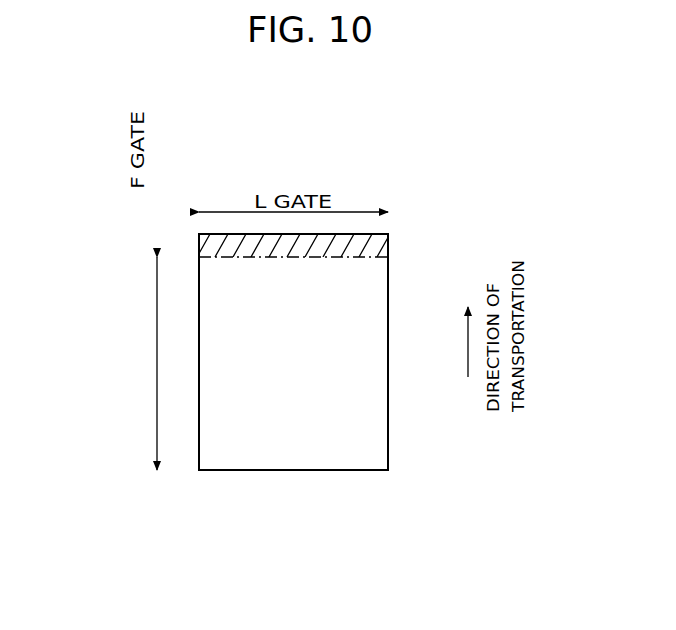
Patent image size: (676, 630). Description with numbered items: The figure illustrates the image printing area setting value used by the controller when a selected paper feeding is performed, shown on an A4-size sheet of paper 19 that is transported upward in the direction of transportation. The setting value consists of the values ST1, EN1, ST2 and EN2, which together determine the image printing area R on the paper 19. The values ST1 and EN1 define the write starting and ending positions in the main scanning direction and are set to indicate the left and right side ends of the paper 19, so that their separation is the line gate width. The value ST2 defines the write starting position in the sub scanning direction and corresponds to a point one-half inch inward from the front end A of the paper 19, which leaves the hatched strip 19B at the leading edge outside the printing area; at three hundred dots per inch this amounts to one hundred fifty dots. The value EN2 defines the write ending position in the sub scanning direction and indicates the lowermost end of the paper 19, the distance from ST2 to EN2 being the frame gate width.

The paper 19 is at (377, 461).
The front end portion of the paper 19B is at (377, 254).
The front end of the paper A is at (350, 229).
The image printing area R is at (305, 298).
The write starting position in the main scanning direction ST1 is at (199, 234).
The write ending position in the main scanning direction EN1 is at (388, 234).
The write starting position in the sub scanning direction ST2 is at (199, 257).
The write ending position in the sub scanning direction EN2 is at (199, 470).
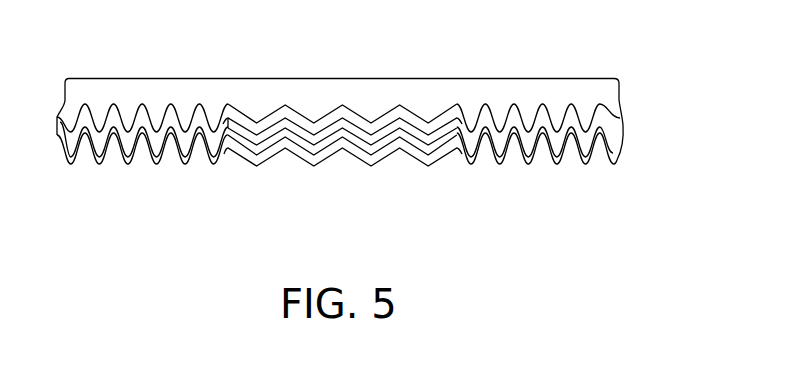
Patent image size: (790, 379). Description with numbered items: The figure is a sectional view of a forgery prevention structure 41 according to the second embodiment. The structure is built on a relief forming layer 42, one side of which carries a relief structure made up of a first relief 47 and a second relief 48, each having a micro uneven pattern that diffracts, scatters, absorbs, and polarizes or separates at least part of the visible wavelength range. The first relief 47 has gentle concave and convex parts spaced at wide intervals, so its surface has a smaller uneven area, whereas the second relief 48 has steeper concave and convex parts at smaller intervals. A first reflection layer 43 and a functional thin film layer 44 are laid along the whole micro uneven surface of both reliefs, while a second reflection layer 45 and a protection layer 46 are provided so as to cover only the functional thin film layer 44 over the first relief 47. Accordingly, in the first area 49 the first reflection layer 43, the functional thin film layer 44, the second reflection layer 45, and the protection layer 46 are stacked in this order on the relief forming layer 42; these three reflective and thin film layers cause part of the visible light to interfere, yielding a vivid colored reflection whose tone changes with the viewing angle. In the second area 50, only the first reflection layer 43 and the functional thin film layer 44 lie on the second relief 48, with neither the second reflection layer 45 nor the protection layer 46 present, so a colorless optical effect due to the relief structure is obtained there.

The forgery prevention structure 41 is at (645, 76).
The relief forming layer 42 is at (578, 97).
The first reflection layer 43 is at (622, 130).
The functional thin film layer 44 is at (614, 166).
The second reflection layer 45 is at (437, 148).
The protection layer 46 is at (353, 157).
The first relief 47 is at (257, 122).
The second relief 48 is at (187, 118).
The first area 49 is at (222, 188).
The second area 50 is at (217, 188).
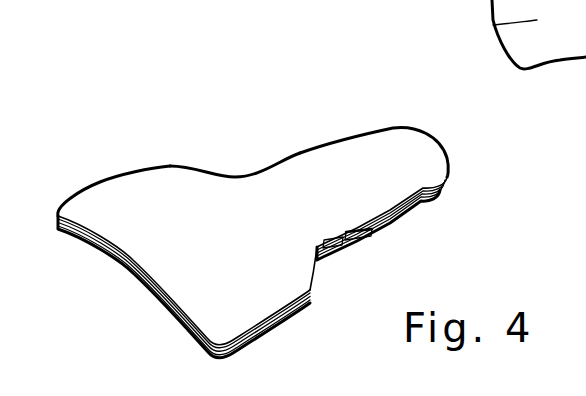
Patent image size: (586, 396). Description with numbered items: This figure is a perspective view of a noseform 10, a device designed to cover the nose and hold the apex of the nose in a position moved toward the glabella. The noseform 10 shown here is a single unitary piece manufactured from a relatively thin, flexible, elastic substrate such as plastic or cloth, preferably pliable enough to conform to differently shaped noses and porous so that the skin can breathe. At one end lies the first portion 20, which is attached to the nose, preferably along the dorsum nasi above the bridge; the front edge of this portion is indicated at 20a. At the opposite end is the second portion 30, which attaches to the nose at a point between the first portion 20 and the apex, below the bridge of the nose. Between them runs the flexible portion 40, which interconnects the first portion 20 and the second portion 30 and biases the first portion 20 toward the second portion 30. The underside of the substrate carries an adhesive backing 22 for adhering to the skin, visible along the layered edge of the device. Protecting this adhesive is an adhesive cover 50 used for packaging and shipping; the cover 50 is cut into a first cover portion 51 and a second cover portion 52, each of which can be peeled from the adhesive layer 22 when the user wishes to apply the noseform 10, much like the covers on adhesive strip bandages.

The noseform 10 is at (309, 106).
The first portion 20 is at (402, 152).
The front edge of toe portion 20a is at (313, 183).
The adhesive backing 22 is at (58, 217).
The second portion 30 is at (177, 247).
The flexible portion 40 is at (235, 208).
The adhesive cover 50 is at (143, 295).
The first cover portion 51 is at (412, 217).
The second cover portion 52 is at (280, 323).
_ _ _ _
> _Directions_: Edit the data from the start through the line that contains "The write ending position in the sub scanning direction EN2" so that "controller" becomes "control unit", with nothing else changed. Give back only those lines, leaving the pictures out.

> _Response to this exercise_:
Patent image size: (676, 630). Description with numbered items: The figure illustrates the image printing area setting value used by the control unit when a selected paper feeding is performed, shown on an A4-size sheet of paper 19 that is transported upward in the direction of transportation. The setting value consists of the values ST1, EN1, ST2 and EN2, which together determine the image printing area R on the paper 19. The values ST1 and EN1 define the write starting and ending positions in the main scanning direction and are set to indicate the left and right side ends of the paper 19, so that their separation is the line gate width. The value ST2 defines the write starting position in the sub scanning direction and corresponds to a point one-half inch inward from the front end A of the paper 19, which leaves the hatched strip 19B at the leading edge outside the printing area; at three hundred dots per inch this amounts to one hundred fifty dots. The value EN2 defines the write ending position in the sub scanning direction and indicates the lowermost end of the paper 19, the distance from ST2 to EN2 being the frame gate width.

The paper 19 is at (377, 461).
The front end portion of the paper 19B is at (377, 254).
The front end of the paper A is at (350, 229).
The image printing area R is at (305, 298).
The write starting position in the main scanning direction ST1 is at (199, 234).
The write ending position in the main scanning direction EN1 is at (388, 234).
The write starting position in the sub scanning direction ST2 is at (199, 257).
The write ending position in the sub scanning direction EN2 is at (199, 470).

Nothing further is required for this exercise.